Extracted records:
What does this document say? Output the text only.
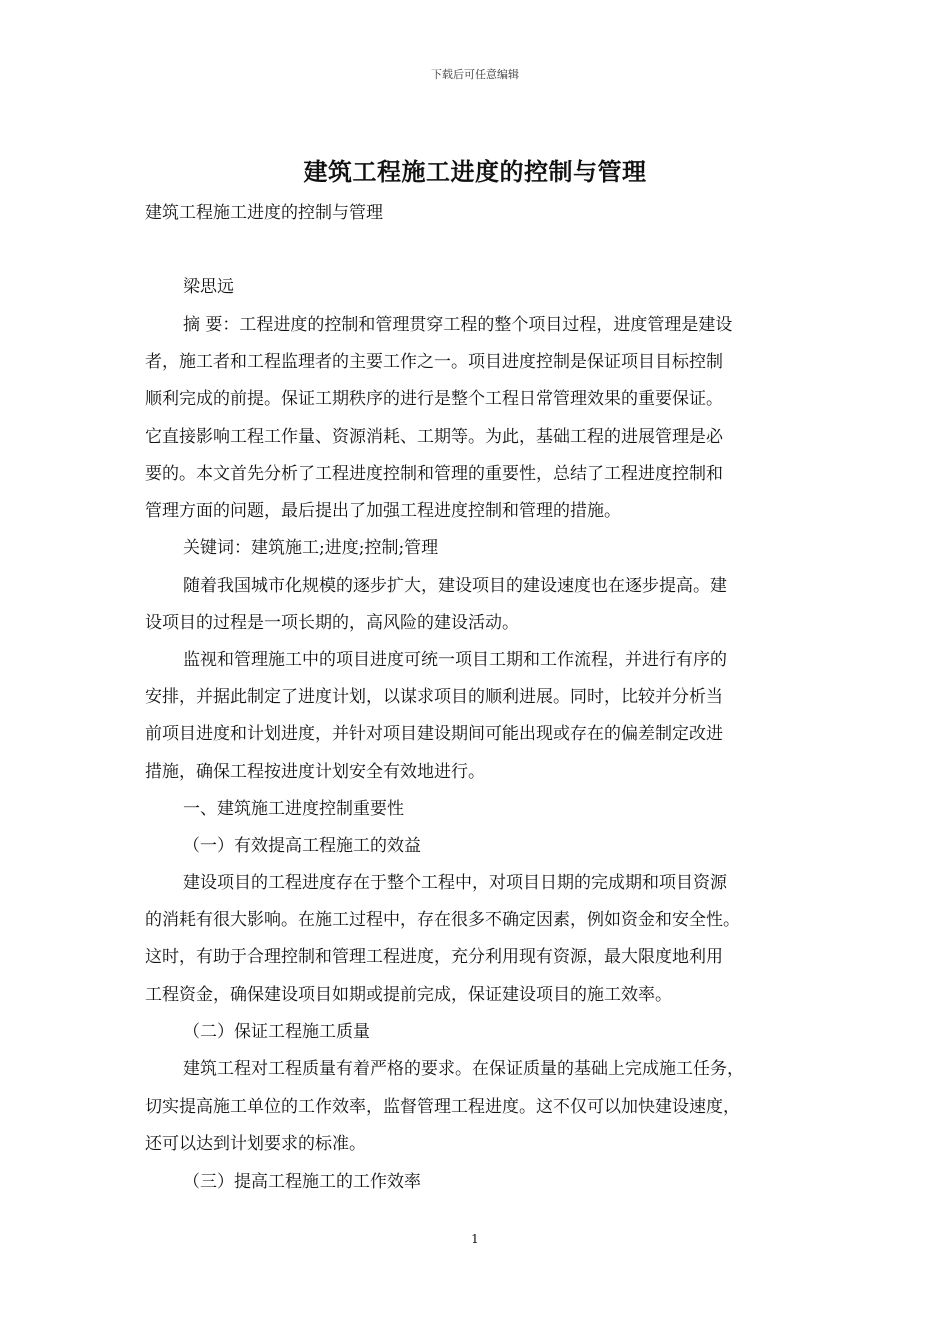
下载后可任意编辑
建筑工程施工进度的控制与管理
建筑工程施工进度的控制与管理
梁思远
摘 要：工程进度的控制和管理贯穿工程的整个项目过程，进度管理是建设
者，施工者和工程监理者的主要工作之一。项目进度控制是保证项目目标控制
顺利完成的前提。保证工期秩序的进行是整个工程日常管理效果的重要保证。
它直接影响工程工作量、资源消耗、工期等。为此，基础工程的进展管理是必
要的。本文首先分析了工程进度控制和管理的重要性，总结了工程进度控制和
管理方面的问题，最后提出了加强工程进度控制和管理的措施。
关键词：建筑施工;进度;控制;管理
随着我国城市化规模的逐步扩大，建设项目的建设速度也在逐步提高。建
设项目的过程是一项长期的，高风险的建设活动。
监视和管理施工中的项目进度可统一项目工期和工作流程，并进行有序的
安排，并据此制定了进度计划，以谋求项目的顺利进展。同时，比较并分析当
前项目进度和计划进度，并针对项目建设期间可能出现或存在的偏差制定改进
措施，确保工程按进度计划安全有效地进行。
一、建筑施工进度控制重要性
（一）有效提高工程施工的效益
建设项目的工程进度存在于整个工程中，对项目日期的完成期和项目资源
的消耗有很大影响。在施工过程中，存在很多不确定因素，例如资金和安全性。
这时，有助于合理控制和管理工程进度，充分利用现有资源，最大限度地利用
工程资金，确保建设项目如期或提前完成，保证建设项目的施工效率。
（二）保证工程施工质量
建筑工程对工程质量有着严格的要求。在保证质量的基础上完成施工任务，
切实提高施工单位的工作效率，监督管理工程进度。这不仅可以加快建设速度，
还可以达到计划要求的标准。
（三）提高工程施工的工作效率
1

§ Task statement
Retype all entries exactly as they appear, dropping the images.

§ Exercise result
What does this document say? Output the text only.
下载后可任意编辑
建筑工程施工进度的控制与管理
建筑工程施工进度的控制与管理
梁思远
摘 要：工程进度的控制和管理贯穿工程的整个项目过程，进度管理是建设
者，施工者和工程监理者的主要工作之一。项目进度控制是保证项目目标控制
顺利完成的前提。保证工期秩序的进行是整个工程日常管理效果的重要保证。
它直接影响工程工作量、资源消耗、工期等。为此，基础工程的进展管理是必
要的。本文首先分析了工程进度控制和管理的重要性，总结了工程进度控制和
管理方面的问题，最后提出了加强工程进度控制和管理的措施。
关键词：建筑施工;进度;控制;管理
随着我国城市化规模的逐步扩大，建设项目的建设速度也在逐步提高。建
设项目的过程是一项长期的，高风险的建设活动。
监视和管理施工中的项目进度可统一项目工期和工作流程，并进行有序的
安排，并据此制定了进度计划，以谋求项目的顺利进展。同时，比较并分析当
前项目进度和计划进度，并针对项目建设期间可能出现或存在的偏差制定改进
措施，确保工程按进度计划安全有效地进行。
一、建筑施工进度控制重要性
（一）有效提高工程施工的效益
建设项目的工程进度存在于整个工程中，对项目日期的完成期和项目资源
的消耗有很大影响。在施工过程中，存在很多不确定因素，例如资金和安全性。
这时，有助于合理控制和管理工程进度，充分利用现有资源，最大限度地利用
工程资金，确保建设项目如期或提前完成，保证建设项目的施工效率。
（二）保证工程施工质量
建筑工程对工程质量有着严格的要求。在保证质量的基础上完成施工任务，
切实提高施工单位的工作效率，监督管理工程进度。这不仅可以加快建设速度，
还可以达到计划要求的标准。
（三）提高工程施工的工作效率
1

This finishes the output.